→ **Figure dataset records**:
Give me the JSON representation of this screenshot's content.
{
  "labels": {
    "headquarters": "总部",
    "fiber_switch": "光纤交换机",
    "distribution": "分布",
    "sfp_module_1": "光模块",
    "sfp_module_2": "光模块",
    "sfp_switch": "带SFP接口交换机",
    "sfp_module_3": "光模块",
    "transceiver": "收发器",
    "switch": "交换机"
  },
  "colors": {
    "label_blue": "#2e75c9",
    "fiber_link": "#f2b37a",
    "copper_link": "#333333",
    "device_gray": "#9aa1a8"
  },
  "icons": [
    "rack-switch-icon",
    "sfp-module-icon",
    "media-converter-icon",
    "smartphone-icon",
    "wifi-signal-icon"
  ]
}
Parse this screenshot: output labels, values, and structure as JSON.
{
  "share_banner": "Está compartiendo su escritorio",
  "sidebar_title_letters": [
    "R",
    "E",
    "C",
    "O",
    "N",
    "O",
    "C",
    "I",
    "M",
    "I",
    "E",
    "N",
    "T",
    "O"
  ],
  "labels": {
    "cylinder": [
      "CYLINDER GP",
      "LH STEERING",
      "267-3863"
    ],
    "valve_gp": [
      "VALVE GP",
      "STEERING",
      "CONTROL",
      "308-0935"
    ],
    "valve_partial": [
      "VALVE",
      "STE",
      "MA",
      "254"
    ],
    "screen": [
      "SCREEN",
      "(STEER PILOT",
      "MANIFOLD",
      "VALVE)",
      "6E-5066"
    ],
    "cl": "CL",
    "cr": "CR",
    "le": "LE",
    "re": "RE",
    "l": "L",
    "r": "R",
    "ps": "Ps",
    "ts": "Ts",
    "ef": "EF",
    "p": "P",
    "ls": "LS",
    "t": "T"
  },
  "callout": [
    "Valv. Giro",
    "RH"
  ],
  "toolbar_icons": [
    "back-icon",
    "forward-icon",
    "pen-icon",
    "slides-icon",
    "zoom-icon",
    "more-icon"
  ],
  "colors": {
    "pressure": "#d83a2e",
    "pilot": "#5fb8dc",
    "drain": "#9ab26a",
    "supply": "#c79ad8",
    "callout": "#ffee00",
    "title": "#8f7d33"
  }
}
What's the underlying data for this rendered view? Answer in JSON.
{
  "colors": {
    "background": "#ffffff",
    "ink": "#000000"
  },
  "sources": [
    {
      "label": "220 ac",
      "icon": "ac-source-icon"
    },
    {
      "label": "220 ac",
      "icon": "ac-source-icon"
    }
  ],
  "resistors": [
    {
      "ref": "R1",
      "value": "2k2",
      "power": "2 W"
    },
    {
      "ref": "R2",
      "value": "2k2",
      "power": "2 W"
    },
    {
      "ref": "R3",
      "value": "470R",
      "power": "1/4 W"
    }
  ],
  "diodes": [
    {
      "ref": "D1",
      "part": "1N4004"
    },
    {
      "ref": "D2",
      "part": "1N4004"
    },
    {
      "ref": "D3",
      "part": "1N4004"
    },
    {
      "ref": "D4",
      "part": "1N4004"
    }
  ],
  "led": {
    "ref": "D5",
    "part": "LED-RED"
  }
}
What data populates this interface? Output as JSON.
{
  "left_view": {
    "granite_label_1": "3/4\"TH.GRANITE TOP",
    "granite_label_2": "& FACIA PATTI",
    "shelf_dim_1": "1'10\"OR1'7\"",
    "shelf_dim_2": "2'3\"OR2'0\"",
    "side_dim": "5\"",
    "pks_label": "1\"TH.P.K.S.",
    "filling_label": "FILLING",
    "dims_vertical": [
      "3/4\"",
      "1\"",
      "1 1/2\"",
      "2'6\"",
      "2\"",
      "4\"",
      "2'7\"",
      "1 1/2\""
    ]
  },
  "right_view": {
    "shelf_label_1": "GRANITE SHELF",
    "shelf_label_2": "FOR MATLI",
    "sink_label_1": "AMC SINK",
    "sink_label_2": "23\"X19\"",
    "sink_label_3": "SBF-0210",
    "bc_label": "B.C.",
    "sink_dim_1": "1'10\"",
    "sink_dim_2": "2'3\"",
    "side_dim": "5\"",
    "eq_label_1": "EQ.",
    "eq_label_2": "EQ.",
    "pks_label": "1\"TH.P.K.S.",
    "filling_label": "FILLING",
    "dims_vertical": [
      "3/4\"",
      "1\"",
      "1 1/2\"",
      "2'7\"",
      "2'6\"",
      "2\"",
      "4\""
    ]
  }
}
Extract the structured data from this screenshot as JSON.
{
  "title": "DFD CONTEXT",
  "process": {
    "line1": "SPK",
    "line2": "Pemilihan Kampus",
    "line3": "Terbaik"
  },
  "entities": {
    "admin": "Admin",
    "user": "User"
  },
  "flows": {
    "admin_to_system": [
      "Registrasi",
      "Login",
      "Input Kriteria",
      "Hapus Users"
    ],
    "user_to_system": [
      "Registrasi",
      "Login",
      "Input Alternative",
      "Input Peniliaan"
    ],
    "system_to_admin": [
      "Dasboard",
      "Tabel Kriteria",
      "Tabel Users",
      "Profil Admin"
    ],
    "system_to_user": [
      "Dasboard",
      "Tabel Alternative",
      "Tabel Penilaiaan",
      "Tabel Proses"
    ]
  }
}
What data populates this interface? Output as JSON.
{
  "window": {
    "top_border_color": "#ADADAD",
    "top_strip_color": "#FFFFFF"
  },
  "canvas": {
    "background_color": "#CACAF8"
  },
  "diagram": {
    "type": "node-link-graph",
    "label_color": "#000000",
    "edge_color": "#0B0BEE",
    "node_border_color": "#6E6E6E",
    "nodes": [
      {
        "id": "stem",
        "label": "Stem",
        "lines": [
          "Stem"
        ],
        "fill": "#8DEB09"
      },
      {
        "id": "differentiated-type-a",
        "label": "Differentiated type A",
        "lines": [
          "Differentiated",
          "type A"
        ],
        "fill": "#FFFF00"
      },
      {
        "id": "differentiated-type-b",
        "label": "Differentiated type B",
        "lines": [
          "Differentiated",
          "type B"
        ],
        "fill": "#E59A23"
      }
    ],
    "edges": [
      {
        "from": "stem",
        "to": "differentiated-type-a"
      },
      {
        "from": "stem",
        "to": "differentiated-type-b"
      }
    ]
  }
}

→ **The problem**: Copy out the material above in its entirety. Every detail must match.

→ **Output of the exercise**:
Give me the JSON representation of this screenshot's content.
{
  "labels": {
    "headquarters": "总部",
    "fiber_switch": "光纤交换机",
    "distribution": "分布",
    "sfp_module_1": "光模块",
    "sfp_module_2": "光模块",
    "sfp_switch": "带SFP接口交换机",
    "sfp_module_3": "光模块",
    "transceiver": "收发器",
    "switch": "交换机"
  },
  "colors": {
    "label_blue": "#2e75c9",
    "fiber_link": "#f2b37a",
    "copper_link": "#333333",
    "device_gray": "#9aa1a8"
  },
  "icons": [
    "rack-switch-icon",
    "sfp-module-icon",
    "media-converter-icon",
    "smartphone-icon",
    "wifi-signal-icon"
  ]
}
Parse this screenshot: output labels, values, and structure as JSON.
{
  "share_banner": "Está compartiendo su escritorio",
  "sidebar_title_letters": [
    "R",
    "E",
    "C",
    "O",
    "N",
    "O",
    "C",
    "I",
    "M",
    "I",
    "E",
    "N",
    "T",
    "O"
  ],
  "labels": {
    "cylinder": [
      "CYLINDER GP",
      "LH STEERING",
      "267-3863"
    ],
    "valve_gp": [
      "VALVE GP",
      "STEERING",
      "CONTROL",
      "308-0935"
    ],
    "valve_partial": [
      "VALVE",
      "STE",
      "MA",
      "254"
    ],
    "screen": [
      "SCREEN",
      "(STEER PILOT",
      "MANIFOLD",
      "VALVE)",
      "6E-5066"
    ],
    "cl": "CL",
    "cr": "CR",
    "le": "LE",
    "re": "RE",
    "l": "L",
    "r": "R",
    "ps": "Ps",
    "ts": "Ts",
    "ef": "EF",
    "p": "P",
    "ls": "LS",
    "t": "T"
  },
  "callout": [
    "Valv. Giro",
    "RH"
  ],
  "toolbar_icons": [
    "back-icon",
    "forward-icon",
    "pen-icon",
    "slides-icon",
    "zoom-icon",
    "more-icon"
  ],
  "colors": {
    "pressure": "#d83a2e",
    "pilot": "#5fb8dc",
    "drain": "#9ab26a",
    "supply": "#c79ad8",
    "callout": "#ffee00",
    "title": "#8f7d33"
  }
}
What's the underlying data for this rendered view? Answer in JSON.
{
  "colors": {
    "background": "#ffffff",
    "ink": "#000000"
  },
  "sources": [
    {
      "label": "220 ac",
      "icon": "ac-source-icon"
    },
    {
      "label": "220 ac",
      "icon": "ac-source-icon"
    }
  ],
  "resistors": [
    {
      "ref": "R1",
      "value": "2k2",
      "power": "2 W"
    },
    {
      "ref": "R2",
      "value": "2k2",
      "power": "2 W"
    },
    {
      "ref": "R3",
      "value": "470R",
      "power": "1/4 W"
    }
  ],
  "diodes": [
    {
      "ref": "D1",
      "part": "1N4004"
    },
    {
      "ref": "D2",
      "part": "1N4004"
    },
    {
      "ref": "D3",
      "part": "1N4004"
    },
    {
      "ref": "D4",
      "part": "1N4004"
    }
  ],
  "led": {
    "ref": "D5",
    "part": "LED-RED"
  }
}
What data populates this interface? Output as JSON.
{
  "left_view": {
    "granite_label_1": "3/4\"TH.GRANITE TOP",
    "granite_label_2": "& FACIA PATTI",
    "shelf_dim_1": "1'10\"OR1'7\"",
    "shelf_dim_2": "2'3\"OR2'0\"",
    "side_dim": "5\"",
    "pks_label": "1\"TH.P.K.S.",
    "filling_label": "FILLING",
    "dims_vertical": [
      "3/4\"",
      "1\"",
      "1 1/2\"",
      "2'6\"",
      "2\"",
      "4\"",
      "2'7\"",
      "1 1/2\""
    ]
  },
  "right_view": {
    "shelf_label_1": "GRANITE SHELF",
    "shelf_label_2": "FOR MATLI",
    "sink_label_1": "AMC SINK",
    "sink_label_2": "23\"X19\"",
    "sink_label_3": "SBF-0210",
    "bc_label": "B.C.",
    "sink_dim_1": "1'10\"",
    "sink_dim_2": "2'3\"",
    "side_dim": "5\"",
    "eq_label_1": "EQ.",
    "eq_label_2": "EQ.",
    "pks_label": "1\"TH.P.K.S.",
    "filling_label": "FILLING",
    "dims_vertical": [
      "3/4\"",
      "1\"",
      "1 1/2\"",
      "2'7\"",
      "2'6\"",
      "2\"",
      "4\""
    ]
  }
}
Extract the structured data from this screenshot as JSON.
{
  "title": "DFD CONTEXT",
  "process": {
    "line1": "SPK",
    "line2": "Pemilihan Kampus",
    "line3": "Terbaik"
  },
  "entities": {
    "admin": "Admin",
    "user": "User"
  },
  "flows": {
    "admin_to_system": [
      "Registrasi",
      "Login",
      "Input Kriteria",
      "Hapus Users"
    ],
    "user_to_system": [
      "Registrasi",
      "Login",
      "Input Alternative",
      "Input Peniliaan"
    ],
    "system_to_admin": [
      "Dasboard",
      "Tabel Kriteria",
      "Tabel Users",
      "Profil Admin"
    ],
    "system_to_user": [
      "Dasboard",
      "Tabel Alternative",
      "Tabel Penilaiaan",
      "Tabel Proses"
    ]
  }
}
What data populates this interface? Output as JSON.
{
  "window": {
    "top_border_color": "#ADADAD",
    "top_strip_color": "#FFFFFF"
  },
  "canvas": {
    "background_color": "#CACAF8"
  },
  "diagram": {
    "type": "node-link-graph",
    "label_color": "#000000",
    "edge_color": "#0B0BEE",
    "node_border_color": "#6E6E6E",
    "nodes": [
      {
        "id": "stem",
        "label": "Stem",
        "lines": [
          "Stem"
        ],
        "fill": "#8DEB09"
      },
      {
        "id": "differentiated-type-a",
        "label": "Differentiated type A",
        "lines": [
          "Differentiated",
          "type A"
        ],
        "fill": "#FFFF00"
      },
      {
        "id": "differentiated-type-b",
        "label": "Differentiated type B",
        "lines": [
          "Differentiated",
          "type B"
        ],
        "fill": "#E59A23"
      }
    ],
    "edges": [
      {
        "from": "stem",
        "to": "differentiated-type-a"
      },
      {
        "from": "stem",
        "to": "differentiated-type-b"
      }
    ]
  }
}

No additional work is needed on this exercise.